## Given problem
Reproduce all of the data that follows, character for character.
************
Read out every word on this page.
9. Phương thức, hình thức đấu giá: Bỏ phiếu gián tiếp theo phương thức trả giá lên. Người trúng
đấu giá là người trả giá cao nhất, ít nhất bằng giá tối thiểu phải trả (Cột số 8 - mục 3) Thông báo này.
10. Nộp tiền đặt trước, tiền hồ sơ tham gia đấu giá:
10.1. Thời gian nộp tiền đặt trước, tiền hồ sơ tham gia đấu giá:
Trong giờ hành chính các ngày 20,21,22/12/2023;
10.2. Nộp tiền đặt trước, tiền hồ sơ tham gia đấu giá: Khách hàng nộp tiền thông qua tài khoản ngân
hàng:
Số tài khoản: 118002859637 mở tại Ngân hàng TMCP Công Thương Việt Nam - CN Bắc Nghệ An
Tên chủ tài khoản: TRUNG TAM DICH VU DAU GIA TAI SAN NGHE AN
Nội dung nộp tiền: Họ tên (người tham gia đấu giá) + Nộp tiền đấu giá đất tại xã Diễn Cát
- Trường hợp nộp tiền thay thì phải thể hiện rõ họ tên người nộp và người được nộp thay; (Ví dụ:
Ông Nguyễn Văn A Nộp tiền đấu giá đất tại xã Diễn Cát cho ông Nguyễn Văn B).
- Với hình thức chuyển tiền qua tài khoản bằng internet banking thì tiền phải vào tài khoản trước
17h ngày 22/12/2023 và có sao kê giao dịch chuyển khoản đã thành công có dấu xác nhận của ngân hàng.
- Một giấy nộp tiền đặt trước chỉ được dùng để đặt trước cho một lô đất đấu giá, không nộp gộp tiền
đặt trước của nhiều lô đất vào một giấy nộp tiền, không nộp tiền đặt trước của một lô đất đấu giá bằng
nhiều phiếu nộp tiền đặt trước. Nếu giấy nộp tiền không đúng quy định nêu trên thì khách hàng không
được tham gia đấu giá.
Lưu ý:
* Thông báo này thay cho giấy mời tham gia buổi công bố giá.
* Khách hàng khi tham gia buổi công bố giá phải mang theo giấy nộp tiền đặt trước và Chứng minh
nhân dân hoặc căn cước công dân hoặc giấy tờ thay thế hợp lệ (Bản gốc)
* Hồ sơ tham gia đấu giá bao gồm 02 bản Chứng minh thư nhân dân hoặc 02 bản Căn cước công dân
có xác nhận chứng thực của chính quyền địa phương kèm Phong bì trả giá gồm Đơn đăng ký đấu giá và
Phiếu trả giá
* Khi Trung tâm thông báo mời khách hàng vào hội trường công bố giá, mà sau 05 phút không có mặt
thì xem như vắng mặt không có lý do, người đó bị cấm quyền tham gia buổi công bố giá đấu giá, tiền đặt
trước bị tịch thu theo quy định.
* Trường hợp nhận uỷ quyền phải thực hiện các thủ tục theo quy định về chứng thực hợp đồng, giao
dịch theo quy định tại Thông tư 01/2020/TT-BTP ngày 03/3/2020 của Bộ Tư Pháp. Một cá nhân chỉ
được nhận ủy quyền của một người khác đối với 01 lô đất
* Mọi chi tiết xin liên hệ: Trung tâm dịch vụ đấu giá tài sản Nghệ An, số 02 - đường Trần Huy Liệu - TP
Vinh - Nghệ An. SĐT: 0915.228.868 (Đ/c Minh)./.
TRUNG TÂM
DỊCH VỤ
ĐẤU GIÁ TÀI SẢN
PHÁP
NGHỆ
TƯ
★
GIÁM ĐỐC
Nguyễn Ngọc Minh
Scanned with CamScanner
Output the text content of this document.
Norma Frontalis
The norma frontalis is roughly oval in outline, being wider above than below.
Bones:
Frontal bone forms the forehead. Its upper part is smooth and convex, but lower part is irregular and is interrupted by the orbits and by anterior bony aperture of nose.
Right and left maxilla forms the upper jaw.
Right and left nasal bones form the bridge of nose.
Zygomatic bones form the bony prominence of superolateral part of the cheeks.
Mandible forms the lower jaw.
************
## Response below
Read out every word on this page.
9. Phương thức, hình thức đấu giá: Bỏ phiếu gián tiếp theo phương thức trả giá lên. Người trúng
đấu giá là người trả giá cao nhất, ít nhất bằng giá tối thiểu phải trả (Cột số 8 - mục 3) Thông báo này.
10. Nộp tiền đặt trước, tiền hồ sơ tham gia đấu giá:
10.1. Thời gian nộp tiền đặt trước, tiền hồ sơ tham gia đấu giá:
Trong giờ hành chính các ngày 20,21,22/12/2023;
10.2. Nộp tiền đặt trước, tiền hồ sơ tham gia đấu giá: Khách hàng nộp tiền thông qua tài khoản ngân
hàng:
Số tài khoản: 118002859637 mở tại Ngân hàng TMCP Công Thương Việt Nam - CN Bắc Nghệ An
Tên chủ tài khoản: TRUNG TAM DICH VU DAU GIA TAI SAN NGHE AN
Nội dung nộp tiền: Họ tên (người tham gia đấu giá) + Nộp tiền đấu giá đất tại xã Diễn Cát
- Trường hợp nộp tiền thay thì phải thể hiện rõ họ tên người nộp và người được nộp thay; (Ví dụ:
Ông Nguyễn Văn A Nộp tiền đấu giá đất tại xã Diễn Cát cho ông Nguyễn Văn B).
- Với hình thức chuyển tiền qua tài khoản bằng internet banking thì tiền phải vào tài khoản trước
17h ngày 22/12/2023 và có sao kê giao dịch chuyển khoản đã thành công có dấu xác nhận của ngân hàng.
- Một giấy nộp tiền đặt trước chỉ được dùng để đặt trước cho một lô đất đấu giá, không nộp gộp tiền
đặt trước của nhiều lô đất vào một giấy nộp tiền, không nộp tiền đặt trước của một lô đất đấu giá bằng
nhiều phiếu nộp tiền đặt trước. Nếu giấy nộp tiền không đúng quy định nêu trên thì khách hàng không
được tham gia đấu giá.
Lưu ý:
* Thông báo này thay cho giấy mời tham gia buổi công bố giá.
* Khách hàng khi tham gia buổi công bố giá phải mang theo giấy nộp tiền đặt trước và Chứng minh
nhân dân hoặc căn cước công dân hoặc giấy tờ thay thế hợp lệ (Bản gốc)
* Hồ sơ tham gia đấu giá bao gồm 02 bản Chứng minh thư nhân dân hoặc 02 bản Căn cước công dân
có xác nhận chứng thực của chính quyền địa phương kèm Phong bì trả giá gồm Đơn đăng ký đấu giá và
Phiếu trả giá
* Khi Trung tâm thông báo mời khách hàng vào hội trường công bố giá, mà sau 05 phút không có mặt
thì xem như vắng mặt không có lý do, người đó bị cấm quyền tham gia buổi công bố giá đấu giá, tiền đặt
trước bị tịch thu theo quy định.
* Trường hợp nhận uỷ quyền phải thực hiện các thủ tục theo quy định về chứng thực hợp đồng, giao
dịch theo quy định tại Thông tư 01/2020/TT-BTP ngày 03/3/2020 của Bộ Tư Pháp. Một cá nhân chỉ
được nhận ủy quyền của một người khác đối với 01 lô đất
* Mọi chi tiết xin liên hệ: Trung tâm dịch vụ đấu giá tài sản Nghệ An, số 02 - đường Trần Huy Liệu - TP
Vinh - Nghệ An. SĐT: 0915.228.868 (Đ/c Minh)./.
TRUNG TÂM
DỊCH VỤ
ĐẤU GIÁ TÀI SẢN
PHÁP
NGHỆ
TƯ
★
GIÁM ĐỐC
Nguyễn Ngọc Minh
Scanned with CamScanner
Output the text content of this document.
Norma Frontalis
The norma frontalis is roughly oval in outline, being wider above than below.
Bones:
Frontal bone forms the forehead. Its upper part is smooth and convex, but lower part is irregular and is interrupted by the orbits and by anterior bony aperture of nose.
Right and left maxilla forms the upper jaw.
Right and left nasal bones form the bridge of nose.
Zygomatic bones form the bony prominence of superolateral part of the cheeks.
Mandible forms the lower jaw.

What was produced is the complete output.